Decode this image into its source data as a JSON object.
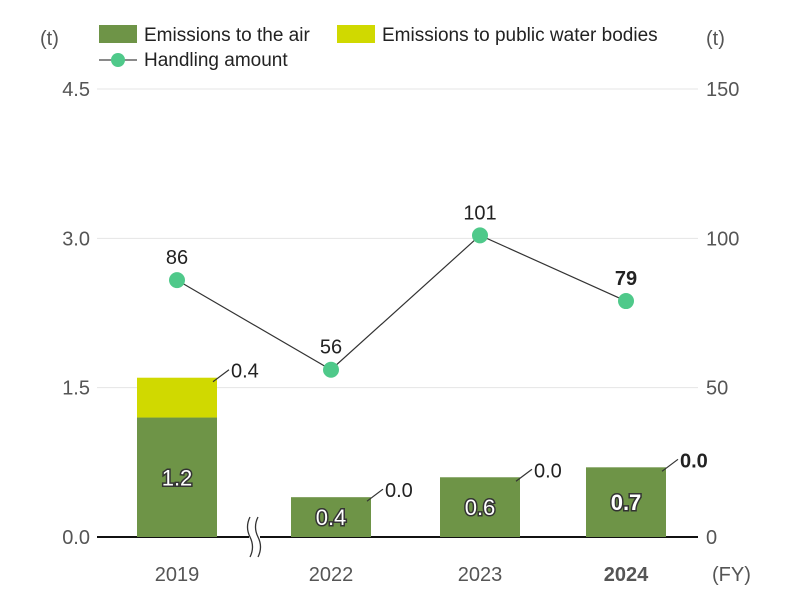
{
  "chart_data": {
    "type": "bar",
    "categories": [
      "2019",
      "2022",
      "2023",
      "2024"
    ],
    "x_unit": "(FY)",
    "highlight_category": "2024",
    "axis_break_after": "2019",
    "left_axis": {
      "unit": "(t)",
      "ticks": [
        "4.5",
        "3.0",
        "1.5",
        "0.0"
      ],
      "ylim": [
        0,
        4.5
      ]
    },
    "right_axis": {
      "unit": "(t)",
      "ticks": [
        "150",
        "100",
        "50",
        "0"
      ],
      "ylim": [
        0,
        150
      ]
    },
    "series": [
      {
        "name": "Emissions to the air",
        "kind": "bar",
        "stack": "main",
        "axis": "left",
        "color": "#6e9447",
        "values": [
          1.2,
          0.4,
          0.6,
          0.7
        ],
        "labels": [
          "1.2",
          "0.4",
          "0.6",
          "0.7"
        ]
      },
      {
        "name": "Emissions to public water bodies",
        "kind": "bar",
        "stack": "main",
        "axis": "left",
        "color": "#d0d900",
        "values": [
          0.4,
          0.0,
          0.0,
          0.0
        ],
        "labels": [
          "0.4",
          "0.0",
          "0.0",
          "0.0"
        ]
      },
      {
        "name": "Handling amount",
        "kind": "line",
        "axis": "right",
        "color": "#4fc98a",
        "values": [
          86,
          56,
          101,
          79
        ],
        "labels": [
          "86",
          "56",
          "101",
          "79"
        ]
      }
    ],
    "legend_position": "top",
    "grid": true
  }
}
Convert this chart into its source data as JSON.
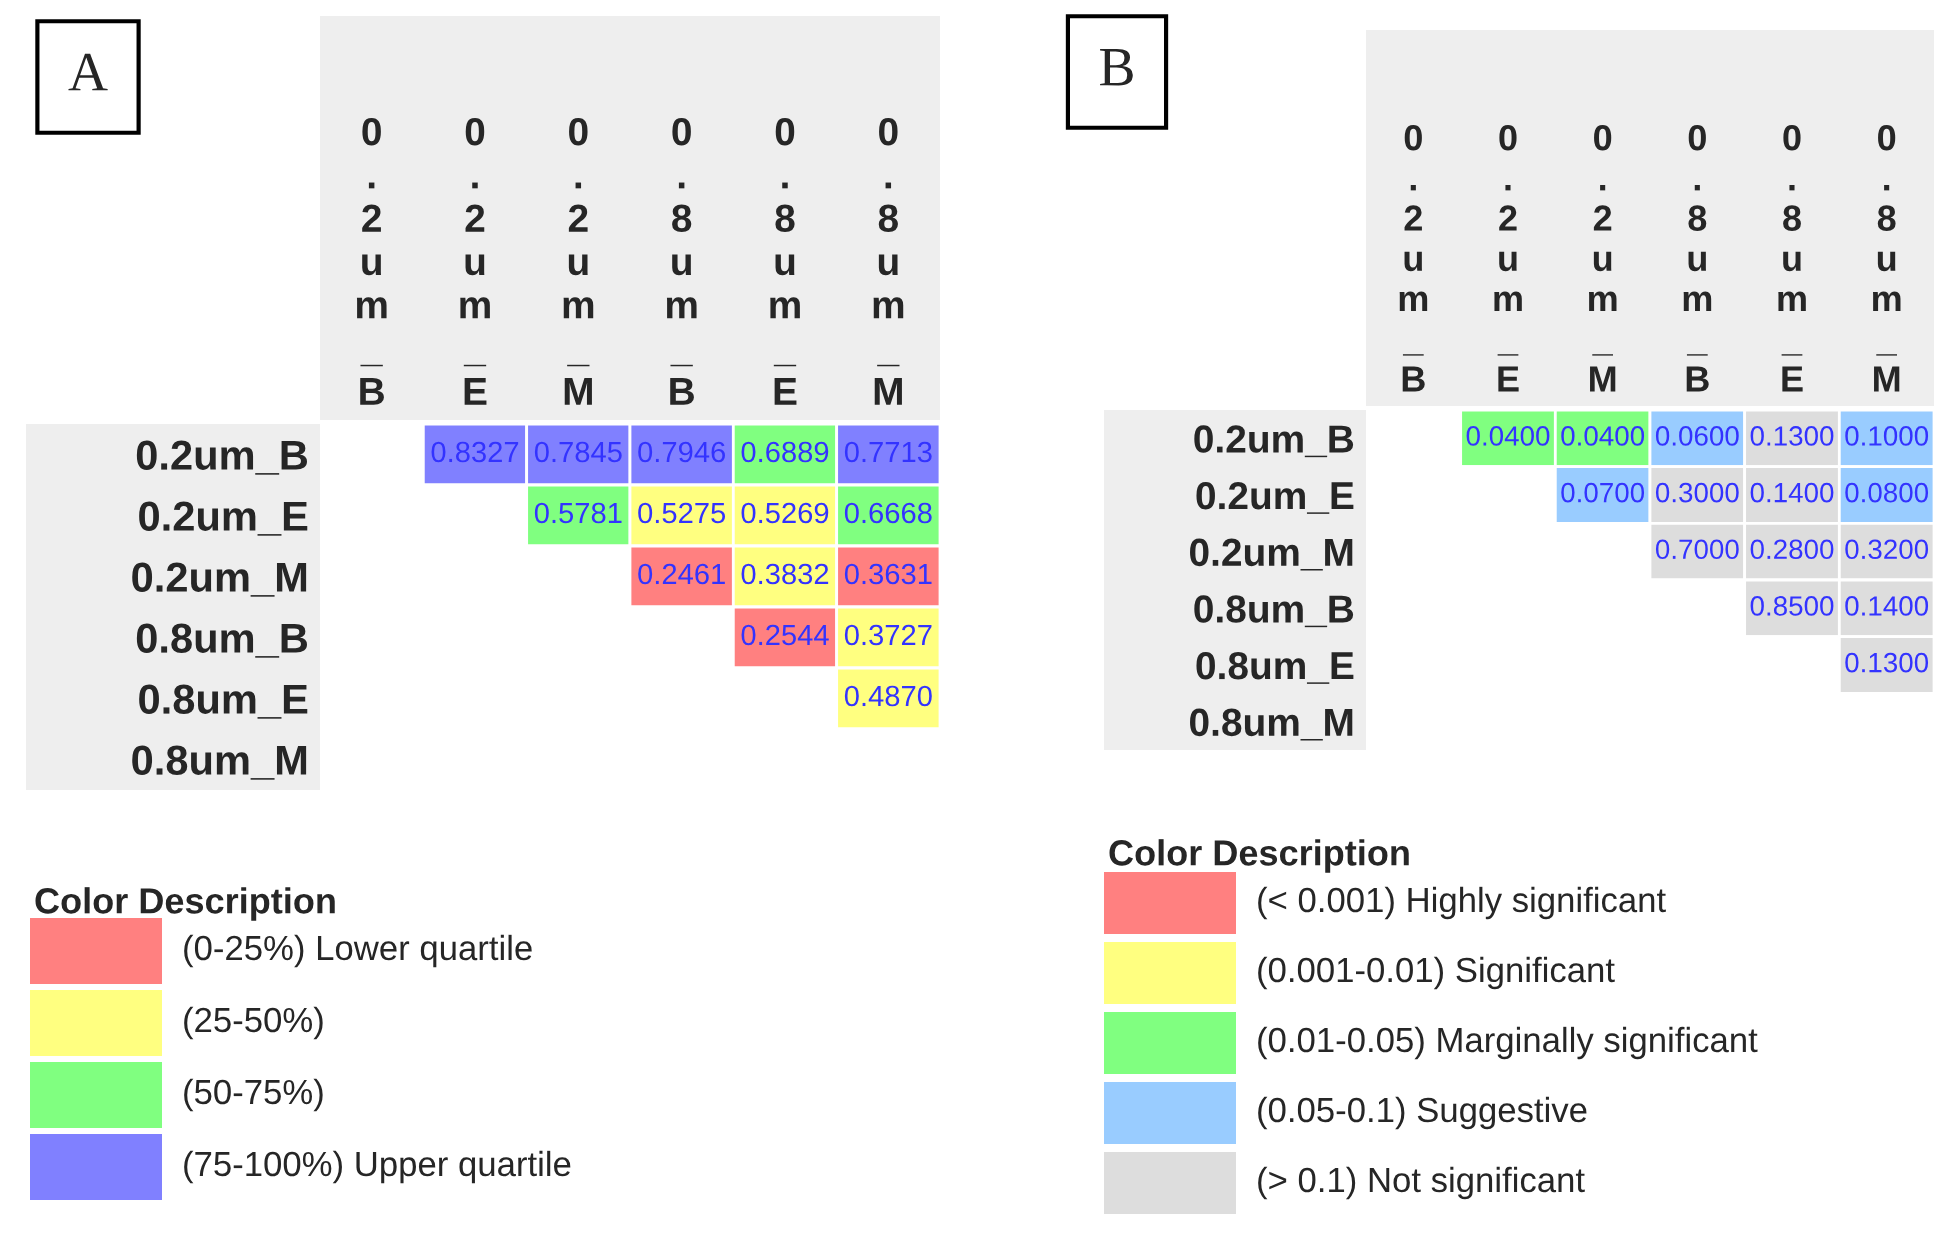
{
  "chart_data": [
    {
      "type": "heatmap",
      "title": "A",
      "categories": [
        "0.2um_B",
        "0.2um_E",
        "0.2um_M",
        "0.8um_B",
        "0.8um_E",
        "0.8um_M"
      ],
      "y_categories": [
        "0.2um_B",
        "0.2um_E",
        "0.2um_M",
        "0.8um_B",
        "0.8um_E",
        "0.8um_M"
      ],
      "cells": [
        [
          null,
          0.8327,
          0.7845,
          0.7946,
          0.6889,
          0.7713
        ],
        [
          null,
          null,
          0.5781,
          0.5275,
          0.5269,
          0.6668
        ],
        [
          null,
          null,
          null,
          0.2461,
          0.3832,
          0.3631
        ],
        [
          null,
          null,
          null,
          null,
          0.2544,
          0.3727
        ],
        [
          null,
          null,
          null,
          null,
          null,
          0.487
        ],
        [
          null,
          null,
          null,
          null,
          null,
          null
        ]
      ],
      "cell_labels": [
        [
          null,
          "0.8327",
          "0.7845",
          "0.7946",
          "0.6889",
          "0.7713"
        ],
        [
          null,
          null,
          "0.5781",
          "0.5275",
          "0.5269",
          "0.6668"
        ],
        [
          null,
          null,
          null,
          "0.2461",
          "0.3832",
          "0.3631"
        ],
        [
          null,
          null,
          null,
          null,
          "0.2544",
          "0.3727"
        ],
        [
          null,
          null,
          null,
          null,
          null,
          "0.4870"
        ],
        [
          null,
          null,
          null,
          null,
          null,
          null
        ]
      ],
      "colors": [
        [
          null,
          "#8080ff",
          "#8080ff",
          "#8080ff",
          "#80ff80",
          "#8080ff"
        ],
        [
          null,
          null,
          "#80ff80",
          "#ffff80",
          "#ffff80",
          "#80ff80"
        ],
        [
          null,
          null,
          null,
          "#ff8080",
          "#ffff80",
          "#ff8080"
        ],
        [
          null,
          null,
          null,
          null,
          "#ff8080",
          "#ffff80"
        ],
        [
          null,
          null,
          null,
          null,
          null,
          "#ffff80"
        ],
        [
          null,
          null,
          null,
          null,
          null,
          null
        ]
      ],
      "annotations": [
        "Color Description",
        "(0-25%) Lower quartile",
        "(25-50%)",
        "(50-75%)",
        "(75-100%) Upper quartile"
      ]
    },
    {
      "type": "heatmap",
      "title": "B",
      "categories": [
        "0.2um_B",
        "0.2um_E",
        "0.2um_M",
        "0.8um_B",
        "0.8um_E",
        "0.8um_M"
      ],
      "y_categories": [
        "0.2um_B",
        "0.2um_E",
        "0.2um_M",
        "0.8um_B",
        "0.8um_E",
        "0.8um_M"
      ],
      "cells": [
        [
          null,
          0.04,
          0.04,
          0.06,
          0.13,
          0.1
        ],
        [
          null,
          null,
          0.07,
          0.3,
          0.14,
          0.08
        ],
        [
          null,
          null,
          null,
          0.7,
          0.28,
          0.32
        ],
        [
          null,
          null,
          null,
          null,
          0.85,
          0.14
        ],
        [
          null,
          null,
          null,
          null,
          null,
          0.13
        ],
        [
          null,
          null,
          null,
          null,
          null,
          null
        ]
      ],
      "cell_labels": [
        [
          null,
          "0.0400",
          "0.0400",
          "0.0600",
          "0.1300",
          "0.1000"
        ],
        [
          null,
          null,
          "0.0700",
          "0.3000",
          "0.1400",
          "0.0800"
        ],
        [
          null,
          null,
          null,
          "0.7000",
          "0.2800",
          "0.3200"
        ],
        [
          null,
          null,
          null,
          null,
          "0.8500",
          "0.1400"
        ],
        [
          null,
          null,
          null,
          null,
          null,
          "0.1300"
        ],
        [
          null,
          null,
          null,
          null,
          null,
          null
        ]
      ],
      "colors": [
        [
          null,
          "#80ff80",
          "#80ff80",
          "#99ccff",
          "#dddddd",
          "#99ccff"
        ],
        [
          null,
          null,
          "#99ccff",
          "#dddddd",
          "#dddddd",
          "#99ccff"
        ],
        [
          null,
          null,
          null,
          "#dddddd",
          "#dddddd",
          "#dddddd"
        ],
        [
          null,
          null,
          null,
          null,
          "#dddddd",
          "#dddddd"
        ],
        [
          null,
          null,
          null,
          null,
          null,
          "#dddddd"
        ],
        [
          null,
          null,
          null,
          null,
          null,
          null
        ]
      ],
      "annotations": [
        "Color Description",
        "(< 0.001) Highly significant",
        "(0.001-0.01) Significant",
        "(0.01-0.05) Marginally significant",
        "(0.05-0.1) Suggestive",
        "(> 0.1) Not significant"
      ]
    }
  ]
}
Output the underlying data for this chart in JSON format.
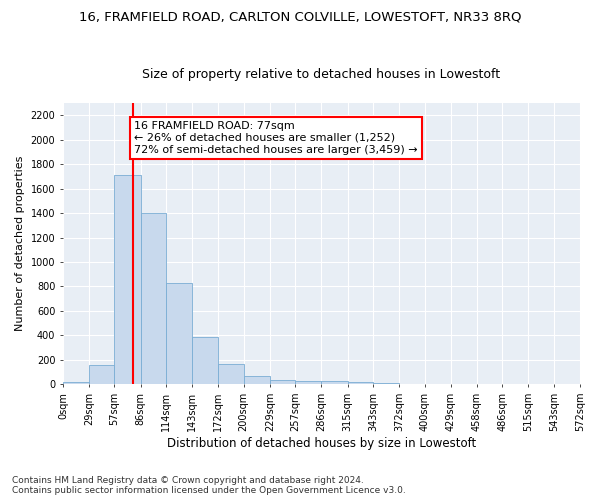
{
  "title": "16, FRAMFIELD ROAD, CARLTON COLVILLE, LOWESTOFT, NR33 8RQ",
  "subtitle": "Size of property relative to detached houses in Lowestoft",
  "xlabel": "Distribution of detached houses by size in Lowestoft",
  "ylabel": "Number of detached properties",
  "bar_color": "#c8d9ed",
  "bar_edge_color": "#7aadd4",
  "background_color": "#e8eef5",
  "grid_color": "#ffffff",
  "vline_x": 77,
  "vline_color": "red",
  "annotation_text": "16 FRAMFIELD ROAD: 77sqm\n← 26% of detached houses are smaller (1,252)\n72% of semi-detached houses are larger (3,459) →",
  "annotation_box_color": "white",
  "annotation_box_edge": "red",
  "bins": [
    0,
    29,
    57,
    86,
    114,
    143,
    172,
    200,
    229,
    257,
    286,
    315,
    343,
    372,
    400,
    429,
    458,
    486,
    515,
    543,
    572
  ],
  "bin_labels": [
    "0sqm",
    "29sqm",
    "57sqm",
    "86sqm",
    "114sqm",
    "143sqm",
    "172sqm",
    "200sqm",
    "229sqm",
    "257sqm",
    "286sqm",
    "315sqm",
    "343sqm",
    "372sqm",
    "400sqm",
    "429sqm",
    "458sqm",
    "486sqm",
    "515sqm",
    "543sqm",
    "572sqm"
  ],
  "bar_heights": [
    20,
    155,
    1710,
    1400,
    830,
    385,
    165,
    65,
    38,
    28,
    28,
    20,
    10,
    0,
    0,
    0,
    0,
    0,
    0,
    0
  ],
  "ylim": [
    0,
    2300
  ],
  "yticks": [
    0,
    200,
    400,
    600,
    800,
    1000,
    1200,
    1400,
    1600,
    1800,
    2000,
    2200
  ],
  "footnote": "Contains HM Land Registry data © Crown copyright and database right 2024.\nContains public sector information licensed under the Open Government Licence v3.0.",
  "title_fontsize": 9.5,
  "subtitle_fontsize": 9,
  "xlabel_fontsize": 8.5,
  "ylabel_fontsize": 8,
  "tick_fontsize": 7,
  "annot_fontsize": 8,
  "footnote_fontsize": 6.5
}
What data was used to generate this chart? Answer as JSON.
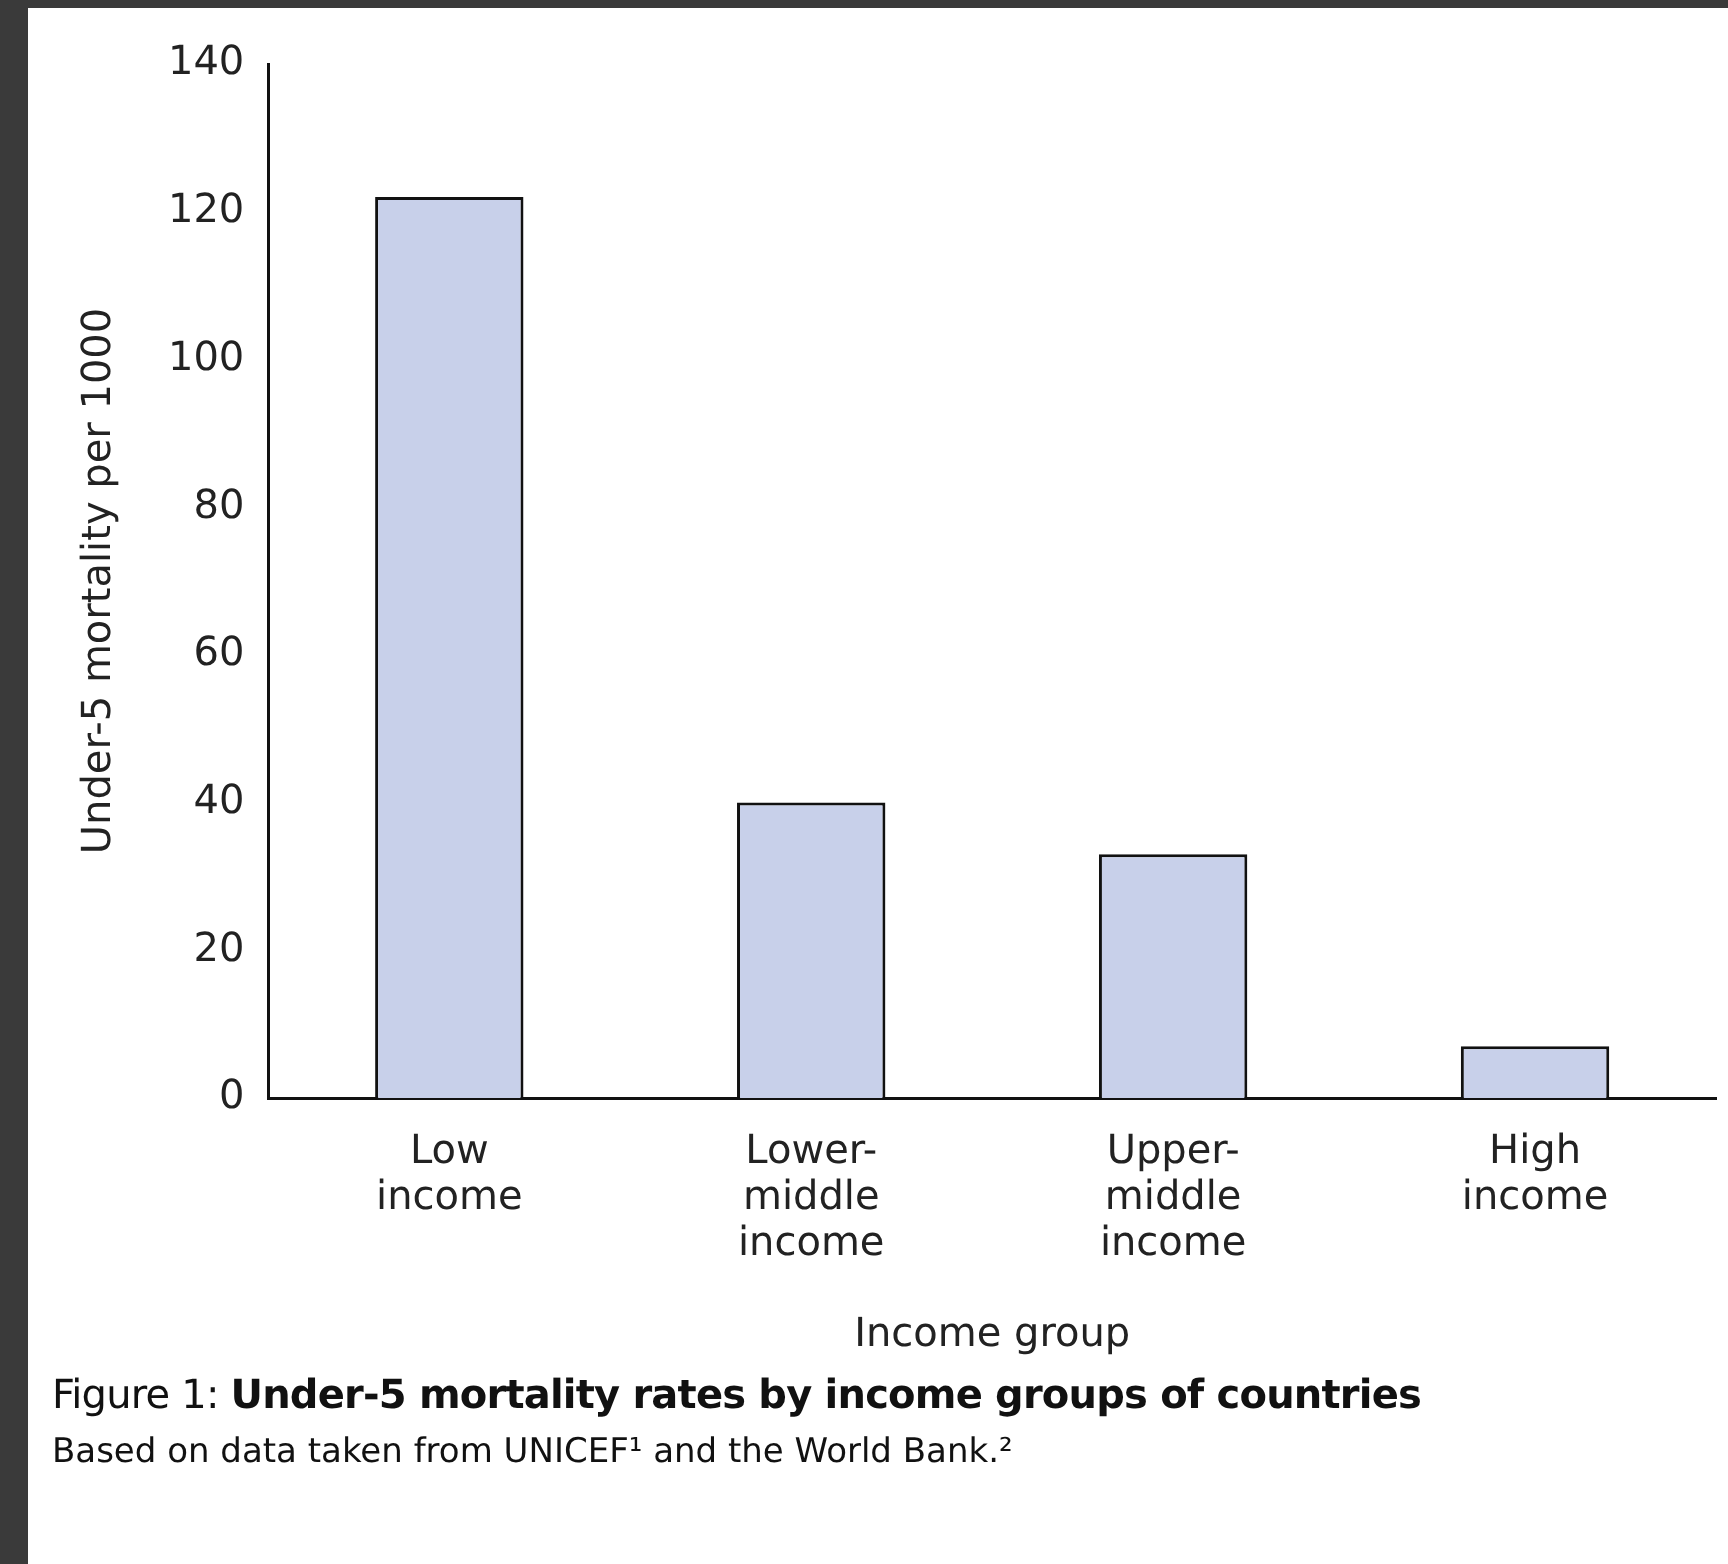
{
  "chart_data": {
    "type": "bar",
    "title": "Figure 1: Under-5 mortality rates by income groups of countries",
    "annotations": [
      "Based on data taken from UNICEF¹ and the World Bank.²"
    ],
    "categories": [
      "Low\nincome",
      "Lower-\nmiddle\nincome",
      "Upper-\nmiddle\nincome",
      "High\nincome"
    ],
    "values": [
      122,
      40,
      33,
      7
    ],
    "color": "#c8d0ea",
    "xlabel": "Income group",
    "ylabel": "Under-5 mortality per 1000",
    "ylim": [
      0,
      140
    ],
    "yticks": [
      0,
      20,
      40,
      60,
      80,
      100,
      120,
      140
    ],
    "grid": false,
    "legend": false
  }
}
☆ ☆ ☆ ☆
[WHAT TO DO]: Go over the entries above and say how many lines hold the string "this", with no other text.

[OUTPUT]: 4